• **Given request**: Repeat the whole listing exactly as written.

• **Recorded information**:
"""
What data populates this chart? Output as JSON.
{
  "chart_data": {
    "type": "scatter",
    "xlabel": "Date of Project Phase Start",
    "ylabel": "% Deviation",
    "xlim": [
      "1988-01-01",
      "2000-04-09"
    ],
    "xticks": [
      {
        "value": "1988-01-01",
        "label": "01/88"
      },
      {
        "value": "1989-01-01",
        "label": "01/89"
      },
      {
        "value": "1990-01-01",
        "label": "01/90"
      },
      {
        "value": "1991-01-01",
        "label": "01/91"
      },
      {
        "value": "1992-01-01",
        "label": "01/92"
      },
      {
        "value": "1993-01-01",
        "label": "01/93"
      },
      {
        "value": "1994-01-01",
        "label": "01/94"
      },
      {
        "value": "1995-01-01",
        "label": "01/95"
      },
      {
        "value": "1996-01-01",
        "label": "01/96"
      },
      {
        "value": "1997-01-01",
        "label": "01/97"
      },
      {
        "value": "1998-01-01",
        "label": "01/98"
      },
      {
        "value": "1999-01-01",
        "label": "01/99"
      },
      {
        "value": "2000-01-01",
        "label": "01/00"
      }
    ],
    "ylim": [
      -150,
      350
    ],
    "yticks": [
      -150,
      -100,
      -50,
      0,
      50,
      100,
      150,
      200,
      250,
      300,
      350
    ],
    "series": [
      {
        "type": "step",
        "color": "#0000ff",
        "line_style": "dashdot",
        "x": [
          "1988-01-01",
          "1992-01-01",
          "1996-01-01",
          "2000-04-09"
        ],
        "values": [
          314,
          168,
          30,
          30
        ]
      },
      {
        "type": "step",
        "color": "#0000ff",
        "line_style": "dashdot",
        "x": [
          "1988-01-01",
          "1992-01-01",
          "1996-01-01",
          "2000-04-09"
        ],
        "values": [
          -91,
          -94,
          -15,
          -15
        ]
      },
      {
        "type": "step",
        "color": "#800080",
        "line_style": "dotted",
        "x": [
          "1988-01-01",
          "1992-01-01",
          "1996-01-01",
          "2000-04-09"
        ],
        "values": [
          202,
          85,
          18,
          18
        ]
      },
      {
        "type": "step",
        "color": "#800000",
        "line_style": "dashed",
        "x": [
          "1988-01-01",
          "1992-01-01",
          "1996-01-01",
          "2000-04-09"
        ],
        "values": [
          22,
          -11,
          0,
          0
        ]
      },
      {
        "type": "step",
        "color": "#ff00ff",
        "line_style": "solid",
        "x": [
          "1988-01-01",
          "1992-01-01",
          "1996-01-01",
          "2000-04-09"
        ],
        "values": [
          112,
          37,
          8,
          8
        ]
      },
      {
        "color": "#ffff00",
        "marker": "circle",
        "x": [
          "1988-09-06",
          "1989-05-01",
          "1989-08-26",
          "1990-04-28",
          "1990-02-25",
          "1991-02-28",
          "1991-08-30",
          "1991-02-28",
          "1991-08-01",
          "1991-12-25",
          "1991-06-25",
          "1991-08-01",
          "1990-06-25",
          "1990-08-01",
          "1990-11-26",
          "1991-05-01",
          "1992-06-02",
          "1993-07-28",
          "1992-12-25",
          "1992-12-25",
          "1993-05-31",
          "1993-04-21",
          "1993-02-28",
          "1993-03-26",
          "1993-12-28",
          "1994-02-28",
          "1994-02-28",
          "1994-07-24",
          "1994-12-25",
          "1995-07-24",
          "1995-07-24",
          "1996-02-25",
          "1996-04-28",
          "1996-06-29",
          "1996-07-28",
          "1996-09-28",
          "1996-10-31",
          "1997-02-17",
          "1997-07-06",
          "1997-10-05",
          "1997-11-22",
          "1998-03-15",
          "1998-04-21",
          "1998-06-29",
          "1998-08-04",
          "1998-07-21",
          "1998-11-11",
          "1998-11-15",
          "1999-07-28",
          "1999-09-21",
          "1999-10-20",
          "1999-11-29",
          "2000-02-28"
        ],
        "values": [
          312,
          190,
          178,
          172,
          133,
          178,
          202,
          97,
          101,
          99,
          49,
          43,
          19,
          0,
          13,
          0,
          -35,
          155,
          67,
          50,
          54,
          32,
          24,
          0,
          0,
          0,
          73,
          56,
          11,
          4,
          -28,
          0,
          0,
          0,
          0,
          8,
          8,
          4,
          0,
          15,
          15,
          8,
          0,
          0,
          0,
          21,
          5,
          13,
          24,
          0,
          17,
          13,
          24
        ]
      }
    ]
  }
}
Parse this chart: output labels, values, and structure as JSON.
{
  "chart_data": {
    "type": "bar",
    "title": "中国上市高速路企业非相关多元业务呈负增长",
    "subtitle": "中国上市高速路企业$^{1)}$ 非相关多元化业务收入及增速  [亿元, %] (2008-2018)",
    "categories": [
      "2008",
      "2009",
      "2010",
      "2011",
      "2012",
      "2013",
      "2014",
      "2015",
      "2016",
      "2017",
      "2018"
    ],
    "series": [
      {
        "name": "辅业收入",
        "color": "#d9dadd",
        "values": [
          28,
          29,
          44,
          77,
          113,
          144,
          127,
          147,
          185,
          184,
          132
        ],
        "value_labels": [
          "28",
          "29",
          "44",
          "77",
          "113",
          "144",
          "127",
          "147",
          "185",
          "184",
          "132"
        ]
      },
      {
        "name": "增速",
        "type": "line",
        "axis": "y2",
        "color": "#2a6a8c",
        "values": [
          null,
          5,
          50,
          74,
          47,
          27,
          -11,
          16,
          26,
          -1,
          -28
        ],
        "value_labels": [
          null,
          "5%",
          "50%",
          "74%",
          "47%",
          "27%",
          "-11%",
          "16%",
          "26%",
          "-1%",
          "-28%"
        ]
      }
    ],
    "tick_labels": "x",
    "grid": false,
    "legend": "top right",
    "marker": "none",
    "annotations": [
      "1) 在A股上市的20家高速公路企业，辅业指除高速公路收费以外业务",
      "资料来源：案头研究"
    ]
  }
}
"""
• **Result below**:
What data populates this chart? Output as JSON.
{
  "chart_data": {
    "type": "scatter",
    "xlabel": "Date of Project Phase Start",
    "ylabel": "% Deviation",
    "xlim": [
      "1988-01-01",
      "2000-04-09"
    ],
    "xticks": [
      {
        "value": "1988-01-01",
        "label": "01/88"
      },
      {
        "value": "1989-01-01",
        "label": "01/89"
      },
      {
        "value": "1990-01-01",
        "label": "01/90"
      },
      {
        "value": "1991-01-01",
        "label": "01/91"
      },
      {
        "value": "1992-01-01",
        "label": "01/92"
      },
      {
        "value": "1993-01-01",
        "label": "01/93"
      },
      {
        "value": "1994-01-01",
        "label": "01/94"
      },
      {
        "value": "1995-01-01",
        "label": "01/95"
      },
      {
        "value": "1996-01-01",
        "label": "01/96"
      },
      {
        "value": "1997-01-01",
        "label": "01/97"
      },
      {
        "value": "1998-01-01",
        "label": "01/98"
      },
      {
        "value": "1999-01-01",
        "label": "01/99"
      },
      {
        "value": "2000-01-01",
        "label": "01/00"
      }
    ],
    "ylim": [
      -150,
      350
    ],
    "yticks": [
      -150,
      -100,
      -50,
      0,
      50,
      100,
      150,
      200,
      250,
      300,
      350
    ],
    "series": [
      {
        "type": "step",
        "color": "#0000ff",
        "line_style": "dashdot",
        "x": [
          "1988-01-01",
          "1992-01-01",
          "1996-01-01",
          "2000-04-09"
        ],
        "values": [
          314,
          168,
          30,
          30
        ]
      },
      {
        "type": "step",
        "color": "#0000ff",
        "line_style": "dashdot",
        "x": [
          "1988-01-01",
          "1992-01-01",
          "1996-01-01",
          "2000-04-09"
        ],
        "values": [
          -91,
          -94,
          -15,
          -15
        ]
      },
      {
        "type": "step",
        "color": "#800080",
        "line_style": "dotted",
        "x": [
          "1988-01-01",
          "1992-01-01",
          "1996-01-01",
          "2000-04-09"
        ],
        "values": [
          202,
          85,
          18,
          18
        ]
      },
      {
        "type": "step",
        "color": "#800000",
        "line_style": "dashed",
        "x": [
          "1988-01-01",
          "1992-01-01",
          "1996-01-01",
          "2000-04-09"
        ],
        "values": [
          22,
          -11,
          0,
          0
        ]
      },
      {
        "type": "step",
        "color": "#ff00ff",
        "line_style": "solid",
        "x": [
          "1988-01-01",
          "1992-01-01",
          "1996-01-01",
          "2000-04-09"
        ],
        "values": [
          112,
          37,
          8,
          8
        ]
      },
      {
        "color": "#ffff00",
        "marker": "circle",
        "x": [
          "1988-09-06",
          "1989-05-01",
          "1989-08-26",
          "1990-04-28",
          "1990-02-25",
          "1991-02-28",
          "1991-08-30",
          "1991-02-28",
          "1991-08-01",
          "1991-12-25",
          "1991-06-25",
          "1991-08-01",
          "1990-06-25",
          "1990-08-01",
          "1990-11-26",
          "1991-05-01",
          "1992-06-02",
          "1993-07-28",
          "1992-12-25",
          "1992-12-25",
          "1993-05-31",
          "1993-04-21",
          "1993-02-28",
          "1993-03-26",
          "1993-12-28",
          "1994-02-28",
          "1994-02-28",
          "1994-07-24",
          "1994-12-25",
          "1995-07-24",
          "1995-07-24",
          "1996-02-25",
          "1996-04-28",
          "1996-06-29",
          "1996-07-28",
          "1996-09-28",
          "1996-10-31",
          "1997-02-17",
          "1997-07-06",
          "1997-10-05",
          "1997-11-22",
          "1998-03-15",
          "1998-04-21",
          "1998-06-29",
          "1998-08-04",
          "1998-07-21",
          "1998-11-11",
          "1998-11-15",
          "1999-07-28",
          "1999-09-21",
          "1999-10-20",
          "1999-11-29",
          "2000-02-28"
        ],
        "values": [
          312,
          190,
          178,
          172,
          133,
          178,
          202,
          97,
          101,
          99,
          49,
          43,
          19,
          0,
          13,
          0,
          -35,
          155,
          67,
          50,
          54,
          32,
          24,
          0,
          0,
          0,
          73,
          56,
          11,
          4,
          -28,
          0,
          0,
          0,
          0,
          8,
          8,
          4,
          0,
          15,
          15,
          8,
          0,
          0,
          0,
          21,
          5,
          13,
          24,
          0,
          17,
          13,
          24
        ]
      }
    ]
  }
}
Parse this chart: output labels, values, and structure as JSON.
{
  "chart_data": {
    "type": "bar",
    "title": "中国上市高速路企业非相关多元业务呈负增长",
    "subtitle": "中国上市高速路企业$^{1)}$ 非相关多元化业务收入及增速  [亿元, %] (2008-2018)",
    "categories": [
      "2008",
      "2009",
      "2010",
      "2011",
      "2012",
      "2013",
      "2014",
      "2015",
      "2016",
      "2017",
      "2018"
    ],
    "series": [
      {
        "name": "辅业收入",
        "color": "#d9dadd",
        "values": [
          28,
          29,
          44,
          77,
          113,
          144,
          127,
          147,
          185,
          184,
          132
        ],
        "value_labels": [
          "28",
          "29",
          "44",
          "77",
          "113",
          "144",
          "127",
          "147",
          "185",
          "184",
          "132"
        ]
      },
      {
        "name": "增速",
        "type": "line",
        "axis": "y2",
        "color": "#2a6a8c",
        "values": [
          null,
          5,
          50,
          74,
          47,
          27,
          -11,
          16,
          26,
          -1,
          -28
        ],
        "value_labels": [
          null,
          "5%",
          "50%",
          "74%",
          "47%",
          "27%",
          "-11%",
          "16%",
          "26%",
          "-1%",
          "-28%"
        ]
      }
    ],
    "tick_labels": "x",
    "grid": false,
    "legend": "top right",
    "marker": "none",
    "annotations": [
      "1) 在A股上市的20家高速公路企业，辅业指除高速公路收费以外业务",
      "资料来源：案头研究"
    ]
  }
}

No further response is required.